— BEGIN EXCERPTED DATA —

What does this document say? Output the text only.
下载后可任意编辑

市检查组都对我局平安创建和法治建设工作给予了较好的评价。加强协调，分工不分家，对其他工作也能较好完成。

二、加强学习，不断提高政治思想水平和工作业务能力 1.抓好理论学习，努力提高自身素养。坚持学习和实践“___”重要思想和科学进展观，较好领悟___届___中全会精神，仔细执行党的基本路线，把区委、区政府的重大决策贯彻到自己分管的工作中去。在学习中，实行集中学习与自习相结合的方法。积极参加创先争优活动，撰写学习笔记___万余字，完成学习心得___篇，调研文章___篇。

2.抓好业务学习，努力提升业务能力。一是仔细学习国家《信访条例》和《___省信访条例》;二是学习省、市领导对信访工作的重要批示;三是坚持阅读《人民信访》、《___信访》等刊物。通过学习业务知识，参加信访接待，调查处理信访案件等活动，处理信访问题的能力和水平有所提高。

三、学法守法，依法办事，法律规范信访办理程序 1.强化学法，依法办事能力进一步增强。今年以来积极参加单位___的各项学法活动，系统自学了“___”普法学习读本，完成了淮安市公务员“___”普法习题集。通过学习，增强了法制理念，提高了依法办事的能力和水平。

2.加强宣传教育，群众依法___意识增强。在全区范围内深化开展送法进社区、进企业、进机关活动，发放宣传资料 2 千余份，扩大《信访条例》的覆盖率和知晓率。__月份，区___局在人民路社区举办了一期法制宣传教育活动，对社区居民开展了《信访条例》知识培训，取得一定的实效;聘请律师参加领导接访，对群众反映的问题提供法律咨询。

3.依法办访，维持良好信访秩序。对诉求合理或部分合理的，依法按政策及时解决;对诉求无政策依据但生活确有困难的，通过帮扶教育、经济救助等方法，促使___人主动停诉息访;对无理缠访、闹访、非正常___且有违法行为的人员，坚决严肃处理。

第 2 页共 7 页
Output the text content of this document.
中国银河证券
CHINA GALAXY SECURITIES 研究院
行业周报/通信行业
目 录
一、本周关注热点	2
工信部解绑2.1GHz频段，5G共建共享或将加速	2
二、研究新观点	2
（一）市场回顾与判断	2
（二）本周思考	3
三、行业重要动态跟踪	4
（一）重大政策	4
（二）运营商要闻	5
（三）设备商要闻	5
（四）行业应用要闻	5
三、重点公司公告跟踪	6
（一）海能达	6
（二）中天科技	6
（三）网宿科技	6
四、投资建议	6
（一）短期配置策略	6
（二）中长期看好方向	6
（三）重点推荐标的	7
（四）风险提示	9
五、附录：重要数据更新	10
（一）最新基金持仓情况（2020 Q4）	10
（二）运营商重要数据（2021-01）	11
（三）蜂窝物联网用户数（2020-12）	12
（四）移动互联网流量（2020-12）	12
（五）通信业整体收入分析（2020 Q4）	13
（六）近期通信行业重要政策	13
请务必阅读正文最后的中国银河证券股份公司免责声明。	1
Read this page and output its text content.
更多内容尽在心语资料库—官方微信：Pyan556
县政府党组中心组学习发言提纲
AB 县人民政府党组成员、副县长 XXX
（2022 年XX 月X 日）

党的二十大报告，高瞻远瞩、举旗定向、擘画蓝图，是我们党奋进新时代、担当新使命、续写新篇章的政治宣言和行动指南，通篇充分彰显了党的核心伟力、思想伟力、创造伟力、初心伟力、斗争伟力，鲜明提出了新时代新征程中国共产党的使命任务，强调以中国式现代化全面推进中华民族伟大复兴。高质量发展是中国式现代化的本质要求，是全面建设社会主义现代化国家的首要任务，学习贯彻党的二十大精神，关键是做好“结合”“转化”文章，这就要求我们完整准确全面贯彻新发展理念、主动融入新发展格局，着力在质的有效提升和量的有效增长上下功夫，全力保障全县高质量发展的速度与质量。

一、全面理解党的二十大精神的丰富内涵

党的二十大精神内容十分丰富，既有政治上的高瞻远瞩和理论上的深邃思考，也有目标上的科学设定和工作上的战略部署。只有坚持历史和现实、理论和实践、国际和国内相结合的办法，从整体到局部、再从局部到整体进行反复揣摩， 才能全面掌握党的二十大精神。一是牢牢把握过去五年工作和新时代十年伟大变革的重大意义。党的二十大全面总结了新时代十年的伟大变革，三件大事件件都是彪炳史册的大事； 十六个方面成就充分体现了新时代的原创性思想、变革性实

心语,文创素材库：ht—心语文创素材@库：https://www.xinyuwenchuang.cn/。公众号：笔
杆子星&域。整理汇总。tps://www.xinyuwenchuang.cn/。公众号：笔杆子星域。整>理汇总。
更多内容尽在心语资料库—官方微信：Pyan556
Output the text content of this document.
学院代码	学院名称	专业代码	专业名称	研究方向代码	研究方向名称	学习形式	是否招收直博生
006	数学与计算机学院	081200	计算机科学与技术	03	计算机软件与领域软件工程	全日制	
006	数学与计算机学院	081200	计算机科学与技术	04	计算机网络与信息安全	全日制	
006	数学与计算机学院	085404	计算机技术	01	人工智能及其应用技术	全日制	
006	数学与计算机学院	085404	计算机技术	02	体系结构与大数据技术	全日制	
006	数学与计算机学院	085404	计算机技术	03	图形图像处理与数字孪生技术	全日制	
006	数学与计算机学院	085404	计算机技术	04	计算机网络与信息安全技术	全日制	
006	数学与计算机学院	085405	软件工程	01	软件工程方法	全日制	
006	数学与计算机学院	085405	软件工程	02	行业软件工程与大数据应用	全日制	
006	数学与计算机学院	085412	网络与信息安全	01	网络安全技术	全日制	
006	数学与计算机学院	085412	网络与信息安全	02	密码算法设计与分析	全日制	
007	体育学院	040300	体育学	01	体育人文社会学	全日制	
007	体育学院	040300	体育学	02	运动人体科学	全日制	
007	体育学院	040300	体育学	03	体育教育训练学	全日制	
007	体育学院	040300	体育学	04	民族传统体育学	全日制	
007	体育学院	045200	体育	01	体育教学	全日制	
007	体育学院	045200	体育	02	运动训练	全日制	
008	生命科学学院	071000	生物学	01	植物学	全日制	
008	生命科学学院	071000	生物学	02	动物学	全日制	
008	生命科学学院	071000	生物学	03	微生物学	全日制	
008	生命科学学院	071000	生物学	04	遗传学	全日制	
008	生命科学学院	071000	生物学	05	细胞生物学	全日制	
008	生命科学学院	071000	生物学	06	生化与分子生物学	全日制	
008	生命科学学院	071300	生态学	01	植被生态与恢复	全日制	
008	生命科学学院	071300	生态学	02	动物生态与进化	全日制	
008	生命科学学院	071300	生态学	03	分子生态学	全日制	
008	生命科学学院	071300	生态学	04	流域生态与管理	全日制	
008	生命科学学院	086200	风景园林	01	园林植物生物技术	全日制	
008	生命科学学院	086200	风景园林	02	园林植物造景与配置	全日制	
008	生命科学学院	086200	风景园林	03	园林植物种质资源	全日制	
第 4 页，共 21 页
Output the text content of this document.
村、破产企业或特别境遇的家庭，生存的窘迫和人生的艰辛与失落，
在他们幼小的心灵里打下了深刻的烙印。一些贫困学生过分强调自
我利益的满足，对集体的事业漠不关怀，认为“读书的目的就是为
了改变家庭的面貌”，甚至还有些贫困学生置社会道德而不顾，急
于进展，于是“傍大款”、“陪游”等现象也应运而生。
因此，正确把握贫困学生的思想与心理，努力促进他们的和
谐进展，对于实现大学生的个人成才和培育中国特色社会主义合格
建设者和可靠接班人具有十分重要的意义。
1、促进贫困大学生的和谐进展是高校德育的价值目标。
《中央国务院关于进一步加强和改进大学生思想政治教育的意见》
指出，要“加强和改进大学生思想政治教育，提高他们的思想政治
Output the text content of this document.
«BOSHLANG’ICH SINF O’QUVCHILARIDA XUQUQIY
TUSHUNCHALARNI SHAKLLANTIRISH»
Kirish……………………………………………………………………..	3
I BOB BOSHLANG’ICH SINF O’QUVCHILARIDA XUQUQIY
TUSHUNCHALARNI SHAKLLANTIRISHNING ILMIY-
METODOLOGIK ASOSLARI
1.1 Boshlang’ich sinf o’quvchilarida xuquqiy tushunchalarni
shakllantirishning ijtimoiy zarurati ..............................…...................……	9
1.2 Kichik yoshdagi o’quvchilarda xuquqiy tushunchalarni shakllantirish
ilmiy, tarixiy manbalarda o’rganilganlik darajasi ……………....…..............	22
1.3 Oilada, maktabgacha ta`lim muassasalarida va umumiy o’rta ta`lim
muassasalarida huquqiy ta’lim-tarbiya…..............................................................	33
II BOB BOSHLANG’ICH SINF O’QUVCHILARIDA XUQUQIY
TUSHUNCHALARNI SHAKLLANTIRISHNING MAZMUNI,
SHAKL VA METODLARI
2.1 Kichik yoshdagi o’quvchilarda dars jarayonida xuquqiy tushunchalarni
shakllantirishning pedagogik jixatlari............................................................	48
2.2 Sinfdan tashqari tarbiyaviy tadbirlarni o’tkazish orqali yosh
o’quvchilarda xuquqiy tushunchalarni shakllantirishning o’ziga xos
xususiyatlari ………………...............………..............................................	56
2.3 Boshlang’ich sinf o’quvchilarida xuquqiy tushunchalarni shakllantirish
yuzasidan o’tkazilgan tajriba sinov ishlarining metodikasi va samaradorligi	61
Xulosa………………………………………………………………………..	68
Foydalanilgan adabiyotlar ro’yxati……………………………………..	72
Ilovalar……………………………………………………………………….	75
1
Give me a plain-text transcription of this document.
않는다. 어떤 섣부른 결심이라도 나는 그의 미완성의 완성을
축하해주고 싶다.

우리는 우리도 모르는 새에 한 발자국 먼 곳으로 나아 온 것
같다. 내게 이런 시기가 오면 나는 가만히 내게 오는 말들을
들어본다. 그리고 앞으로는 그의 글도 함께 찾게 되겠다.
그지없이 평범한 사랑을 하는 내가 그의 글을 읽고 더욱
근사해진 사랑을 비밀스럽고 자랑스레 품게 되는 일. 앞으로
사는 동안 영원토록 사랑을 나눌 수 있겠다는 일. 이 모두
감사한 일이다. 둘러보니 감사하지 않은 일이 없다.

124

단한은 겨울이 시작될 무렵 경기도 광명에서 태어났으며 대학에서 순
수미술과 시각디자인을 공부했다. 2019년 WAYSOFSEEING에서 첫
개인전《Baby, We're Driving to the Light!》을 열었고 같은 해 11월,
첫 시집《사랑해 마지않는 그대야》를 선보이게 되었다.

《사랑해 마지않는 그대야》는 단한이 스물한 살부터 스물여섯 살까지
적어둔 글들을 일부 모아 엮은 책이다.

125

— END EXCERPTED DATA —

INSTRUCTION = Set down only these lines, exactly: the line containing "Give me a plain-text" and each line after it, through the end of the listing.

WRITTEN SOLUTION =
Give me a plain-text transcription of this document.
않는다. 어떤 섣부른 결심이라도 나는 그의 미완성의 완성을
축하해주고 싶다.

우리는 우리도 모르는 새에 한 발자국 먼 곳으로 나아 온 것
같다. 내게 이런 시기가 오면 나는 가만히 내게 오는 말들을
들어본다. 그리고 앞으로는 그의 글도 함께 찾게 되겠다.
그지없이 평범한 사랑을 하는 내가 그의 글을 읽고 더욱
근사해진 사랑을 비밀스럽고 자랑스레 품게 되는 일. 앞으로
사는 동안 영원토록 사랑을 나눌 수 있겠다는 일. 이 모두
감사한 일이다. 둘러보니 감사하지 않은 일이 없다.

124

단한은 겨울이 시작될 무렵 경기도 광명에서 태어났으며 대학에서 순
수미술과 시각디자인을 공부했다. 2019년 WAYSOFSEEING에서 첫
개인전《Baby, We're Driving to the Light!》을 열었고 같은 해 11월,
첫 시집《사랑해 마지않는 그대야》를 선보이게 되었다.

《사랑해 마지않는 그대야》는 단한이 스물한 살부터 스물여섯 살까지
적어둔 글들을 일부 모아 엮은 책이다.

125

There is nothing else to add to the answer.